Wherever a line in the data below holds "under", copy that line.

[Begin]

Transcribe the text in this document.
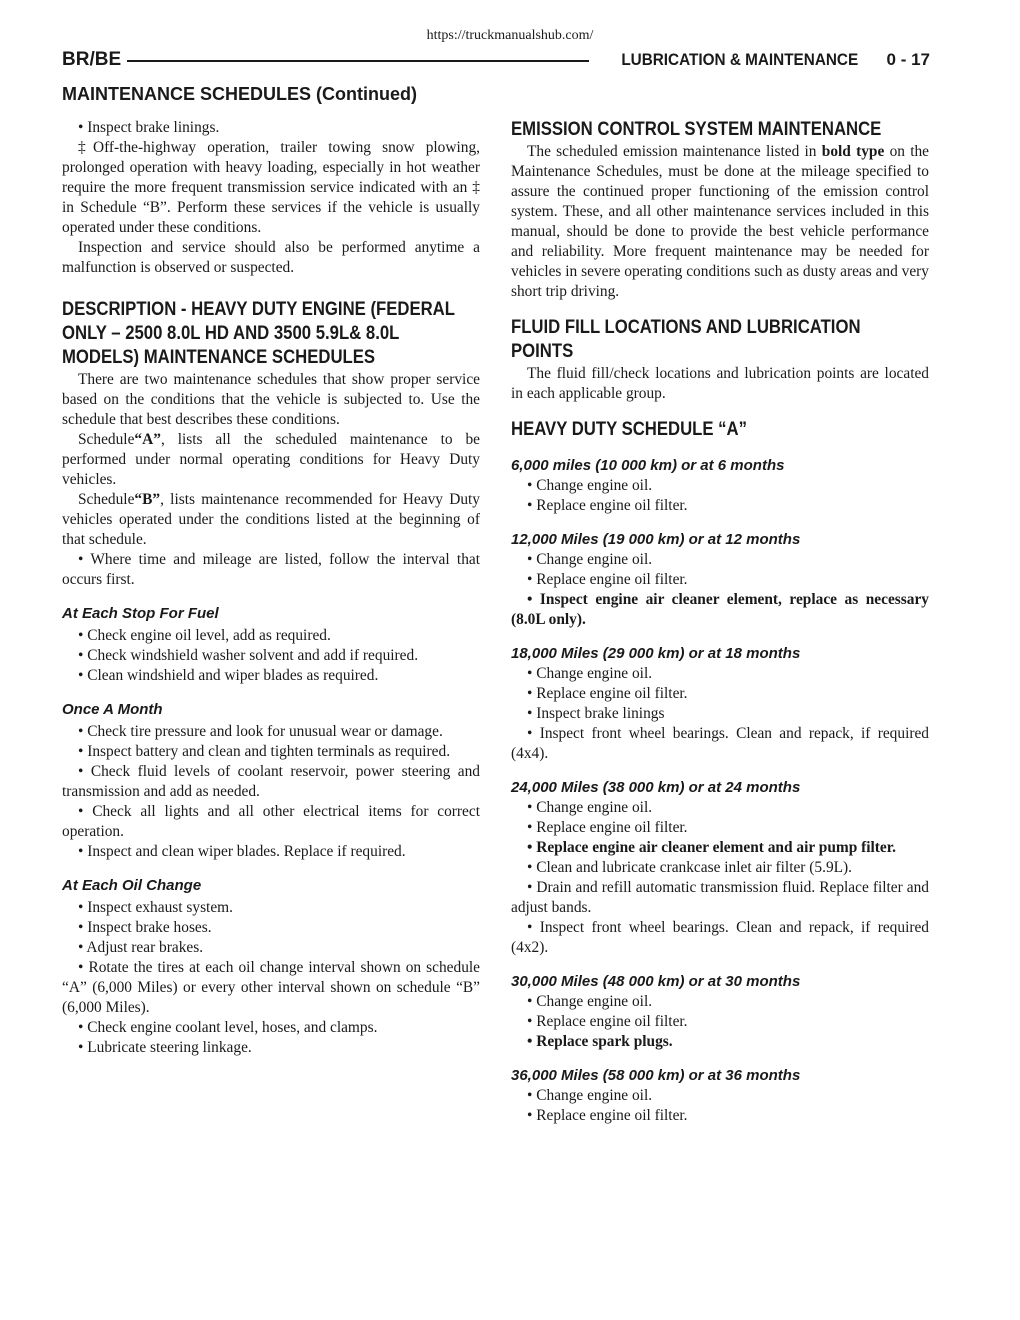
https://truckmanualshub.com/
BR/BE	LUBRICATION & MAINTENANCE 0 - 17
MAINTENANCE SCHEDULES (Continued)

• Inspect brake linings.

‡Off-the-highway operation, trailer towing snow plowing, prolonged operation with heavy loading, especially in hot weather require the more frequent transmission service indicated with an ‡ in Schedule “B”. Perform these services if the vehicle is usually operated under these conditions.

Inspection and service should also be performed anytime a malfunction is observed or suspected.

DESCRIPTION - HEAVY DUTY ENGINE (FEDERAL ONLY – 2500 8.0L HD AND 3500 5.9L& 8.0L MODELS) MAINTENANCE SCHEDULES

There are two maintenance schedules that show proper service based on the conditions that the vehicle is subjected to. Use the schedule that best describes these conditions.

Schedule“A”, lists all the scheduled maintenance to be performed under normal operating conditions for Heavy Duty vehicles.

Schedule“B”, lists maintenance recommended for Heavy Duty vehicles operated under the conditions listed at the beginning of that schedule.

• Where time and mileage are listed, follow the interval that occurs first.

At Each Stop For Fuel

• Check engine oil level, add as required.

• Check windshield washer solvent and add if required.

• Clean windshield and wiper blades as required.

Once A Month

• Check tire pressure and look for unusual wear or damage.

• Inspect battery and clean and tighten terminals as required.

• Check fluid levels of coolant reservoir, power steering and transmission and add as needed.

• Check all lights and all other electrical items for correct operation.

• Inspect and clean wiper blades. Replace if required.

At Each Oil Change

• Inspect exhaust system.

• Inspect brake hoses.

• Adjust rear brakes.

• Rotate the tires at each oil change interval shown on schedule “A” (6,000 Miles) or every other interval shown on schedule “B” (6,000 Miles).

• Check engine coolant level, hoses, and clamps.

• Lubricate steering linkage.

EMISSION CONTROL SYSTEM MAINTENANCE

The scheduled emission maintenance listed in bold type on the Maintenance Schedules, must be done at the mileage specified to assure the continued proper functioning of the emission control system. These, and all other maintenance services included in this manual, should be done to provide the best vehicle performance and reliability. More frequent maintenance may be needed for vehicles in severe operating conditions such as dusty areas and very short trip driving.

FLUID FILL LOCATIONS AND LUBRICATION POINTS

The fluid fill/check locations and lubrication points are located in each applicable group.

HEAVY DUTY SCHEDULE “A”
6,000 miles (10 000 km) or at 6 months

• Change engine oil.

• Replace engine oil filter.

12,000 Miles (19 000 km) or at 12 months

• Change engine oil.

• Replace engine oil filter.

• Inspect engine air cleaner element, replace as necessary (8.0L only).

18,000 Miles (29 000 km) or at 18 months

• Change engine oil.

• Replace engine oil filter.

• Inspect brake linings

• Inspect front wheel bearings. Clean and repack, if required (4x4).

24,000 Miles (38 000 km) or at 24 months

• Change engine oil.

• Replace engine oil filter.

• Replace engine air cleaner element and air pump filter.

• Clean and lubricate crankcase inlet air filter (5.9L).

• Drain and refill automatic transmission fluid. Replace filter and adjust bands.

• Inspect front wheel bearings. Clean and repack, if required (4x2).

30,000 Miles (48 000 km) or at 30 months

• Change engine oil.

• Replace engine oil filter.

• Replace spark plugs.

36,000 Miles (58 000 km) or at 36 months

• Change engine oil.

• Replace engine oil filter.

[End]
[Begin]

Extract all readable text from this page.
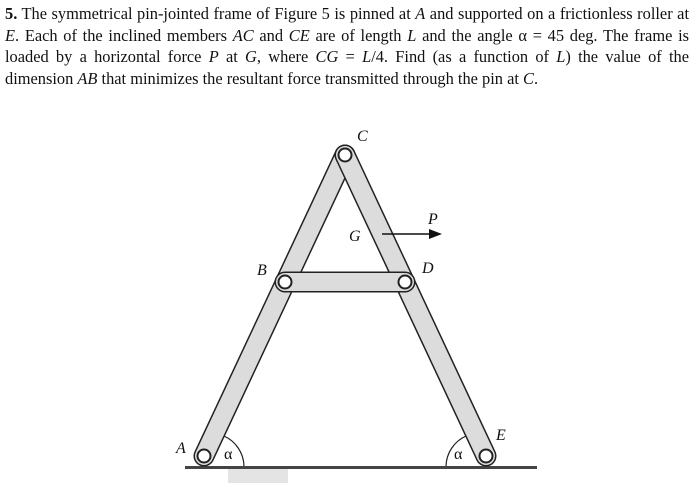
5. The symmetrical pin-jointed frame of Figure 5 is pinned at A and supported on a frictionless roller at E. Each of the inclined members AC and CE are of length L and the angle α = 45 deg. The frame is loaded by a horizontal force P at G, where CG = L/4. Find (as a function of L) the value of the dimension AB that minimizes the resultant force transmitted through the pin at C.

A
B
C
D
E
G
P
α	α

[End]

Full output:
‡Off-the-highway operation, trailer towing snow plowing, prolonged operation with heavy loading, especially in hot weather require the more frequent transmission service indicated with an ‡ in Schedule “B”. Perform these services if the vehicle is usually operated under these conditions.
Schedule“A”, lists all the scheduled maintenance to be performed under normal operating conditions for Heavy Duty vehicles.
Schedule“B”, lists maintenance recommended for Heavy Duty vehicles operated under the conditions listed at the beginning of that schedule.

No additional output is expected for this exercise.